#### [WHAT TO DO]
1 - Rewrite the passage of the text-to-speech post that begins at the words "did not work" and stops after "all at runtime!", with "mp3" replaced by "WAV".
2 - In the post on Google Cloud's text-to-speech API, condense the paragraph that opens "I'm torn most of the time" into a shorter version that keeps its main facts.
3 - Carry the post on Google Cloud's text-to-speech API forward from its final sentence.

#### [DOCUMENT EXTRACT]
Using Google Cloud's Text To Speech Machine Learning API
Posted on April 14, 2018
Google Cloud
I'm torn most of the time about using Google Cloud APIs - on one hand, they are a group of some of the best APIs on the web today - the variety of what you can do with their APIs, whether it be maps, text to speech, search data, and more - is huge. However, with such a huge library comes the fact that the documentation can be a bit of a maze to get through. I mean, for the text to speech (TTS) API we'll be talking about in this post, for the getting started guide (in "five minutes!!!" as it says on the site), they provide this old-school bash curl
command:
curl -H "Authorization: Bearer "$(gcloud auth application-default print-access-token) -H "Content-Type: application/json; charset=utf-8" --data "{
'input':{
'text':'Android is a mobile operating system developed by Google, based on the Linux kernel and designed primarily for touchscreen mobile devices such as smartphones and tablets.'
},
'voice':{
'languageCode':'en-gb',
'name':'en-GB-Standard-A',
'ssmlGender':'FEMALE'
},
'audioConfig':{
'audioEncoding':'MP3'
}
}" "https://texttospeech.googleapis.com/v1beta1/text:synthesize" > synthesize-output.txt
I mean what the heck is that? The $(gcloud auth application-default print-access-token)
did not work for me. Even if it did, the following steps included extracting the base64 encoded string (which is only a part of the downloaded curl file) to another file, and then converting that base64 file to an mp3 file. No thank you, I'm going to do it all at runtime!
Long story short, I've found that this time and like many times before, using Google's APIs is usually a lot of trial and error to get the endpoints working. 1
It wasn't until I got to Google's interactive POST console for their TTS module which you can use to test endpoints that I got a basic request working. That's how I determined the bare minimum API request required below.

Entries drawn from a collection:
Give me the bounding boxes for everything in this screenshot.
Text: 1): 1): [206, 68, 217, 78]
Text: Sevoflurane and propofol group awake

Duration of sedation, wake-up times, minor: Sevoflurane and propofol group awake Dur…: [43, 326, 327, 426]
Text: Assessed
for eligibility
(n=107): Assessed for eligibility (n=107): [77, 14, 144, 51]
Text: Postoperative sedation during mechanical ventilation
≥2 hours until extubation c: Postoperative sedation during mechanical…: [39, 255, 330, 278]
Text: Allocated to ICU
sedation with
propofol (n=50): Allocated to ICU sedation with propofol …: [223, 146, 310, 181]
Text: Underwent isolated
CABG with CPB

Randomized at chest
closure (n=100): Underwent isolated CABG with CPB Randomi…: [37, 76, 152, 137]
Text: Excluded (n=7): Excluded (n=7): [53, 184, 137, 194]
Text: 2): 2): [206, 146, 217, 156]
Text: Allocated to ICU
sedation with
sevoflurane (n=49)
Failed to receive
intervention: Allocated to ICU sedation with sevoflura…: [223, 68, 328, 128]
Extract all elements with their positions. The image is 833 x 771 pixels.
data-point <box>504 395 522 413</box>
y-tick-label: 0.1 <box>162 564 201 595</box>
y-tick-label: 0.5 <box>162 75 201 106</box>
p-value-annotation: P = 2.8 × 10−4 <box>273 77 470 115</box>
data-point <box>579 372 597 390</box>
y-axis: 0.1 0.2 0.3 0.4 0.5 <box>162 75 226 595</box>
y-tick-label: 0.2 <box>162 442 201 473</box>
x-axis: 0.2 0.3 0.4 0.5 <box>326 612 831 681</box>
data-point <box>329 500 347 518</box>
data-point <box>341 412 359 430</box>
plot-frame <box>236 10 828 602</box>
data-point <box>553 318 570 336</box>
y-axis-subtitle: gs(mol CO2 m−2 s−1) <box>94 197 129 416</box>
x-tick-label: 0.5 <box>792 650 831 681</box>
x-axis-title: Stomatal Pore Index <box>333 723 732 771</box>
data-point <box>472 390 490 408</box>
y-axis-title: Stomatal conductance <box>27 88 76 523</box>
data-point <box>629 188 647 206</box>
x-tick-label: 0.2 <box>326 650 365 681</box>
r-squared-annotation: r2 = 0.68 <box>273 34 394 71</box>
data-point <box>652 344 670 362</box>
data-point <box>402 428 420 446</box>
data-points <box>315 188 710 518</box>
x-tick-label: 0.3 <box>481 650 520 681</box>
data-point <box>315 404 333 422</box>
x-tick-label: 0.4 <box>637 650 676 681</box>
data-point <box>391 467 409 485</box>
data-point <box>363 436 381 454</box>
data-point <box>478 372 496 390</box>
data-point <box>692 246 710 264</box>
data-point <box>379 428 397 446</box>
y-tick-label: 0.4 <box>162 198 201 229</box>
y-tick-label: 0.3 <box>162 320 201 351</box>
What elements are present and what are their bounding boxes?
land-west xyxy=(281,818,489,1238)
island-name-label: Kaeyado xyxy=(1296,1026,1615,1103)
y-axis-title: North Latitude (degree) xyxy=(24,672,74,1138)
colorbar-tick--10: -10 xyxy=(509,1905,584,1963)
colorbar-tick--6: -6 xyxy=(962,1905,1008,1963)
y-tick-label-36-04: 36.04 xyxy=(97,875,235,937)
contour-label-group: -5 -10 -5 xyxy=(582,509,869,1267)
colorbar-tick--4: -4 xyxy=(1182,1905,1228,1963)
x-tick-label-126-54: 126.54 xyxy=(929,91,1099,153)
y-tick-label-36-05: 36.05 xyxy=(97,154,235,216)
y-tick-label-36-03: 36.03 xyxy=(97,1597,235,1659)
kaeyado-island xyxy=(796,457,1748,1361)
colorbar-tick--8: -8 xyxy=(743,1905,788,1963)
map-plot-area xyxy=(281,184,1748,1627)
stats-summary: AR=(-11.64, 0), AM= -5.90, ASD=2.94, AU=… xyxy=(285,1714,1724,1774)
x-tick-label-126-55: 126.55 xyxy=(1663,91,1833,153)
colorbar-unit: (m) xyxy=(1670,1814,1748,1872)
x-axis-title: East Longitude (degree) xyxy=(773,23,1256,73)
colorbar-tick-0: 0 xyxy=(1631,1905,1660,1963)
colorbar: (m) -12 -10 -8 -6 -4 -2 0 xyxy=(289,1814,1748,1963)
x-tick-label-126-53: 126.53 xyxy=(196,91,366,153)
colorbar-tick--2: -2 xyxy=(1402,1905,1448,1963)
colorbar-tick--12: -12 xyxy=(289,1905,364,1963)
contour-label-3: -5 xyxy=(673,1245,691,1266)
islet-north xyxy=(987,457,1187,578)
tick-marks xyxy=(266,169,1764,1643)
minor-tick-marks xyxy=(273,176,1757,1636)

#### [RESPONSES PER TASK]
1 -
did not work for me. Even if it did, the following steps included extracting the base64 encoded string (which is only a part of the downloaded curl file) to another file, and then converting that base64 file to an WAV file. No thank you, I'm going to do it all at runtime!

2 - The writer has mixed feelings about Google Cloud APIs. They are among the best on the web and cover a huge range of uses, such as maps, text to speech and search data. However, the size of the library makes the documentation hard to navigate. For example, the getting-started guide for the text-to-speech (TTS) API claims to take "five minutes," yet it provides an old-school bash curl command.

3 -
You're in Luck :sunglasses:
There's good news: luckily for you, I can spare you the migrain/hair pulling/rage that may ensue when trying to wrap your mind around Google's often spotty documentation. I managed to get the TTS endpoint working, in Node.js nonetheless. In Node.js JavaScript, here is the code for converting some typed text to a tasty mp3 (granted you have a valid API key generated from googles cloud console for the )
Note that you need the following prerequisites for this to work!
- be in a node project
npm init -y
- axios installed
npm install --save axios
- your google TTS module API key exported (in your
.bash_profile
or similar) asGOOGLE_CLOUD_TEXT_TO_SPEECH_API
, i.e. that would be this line of bash:
export GOOGLE_CLOUD_TEXT_TO_SPEECH_API=blahblahblahblah
- the following in
index.js
:
let oResponse;
var axios = require('axios');
var fs = require('fs');
const sMainText = "hello world";
const oData = {
"input":
{
"text": sMainText
},
"voice":
{
"languageCode": "en-GB",
"ssmlGender": "FEMALE"
},
"audioConfig":
{
"audioEncoding": "mp3"
}
};
axios.post("https://texttospeech.googleapis.com/v1beta1/text:synthesize?fields=audioContent&key=" + process.env.GOOGLE_CLOUD_TEXT_TO_SPEECH_API, oData)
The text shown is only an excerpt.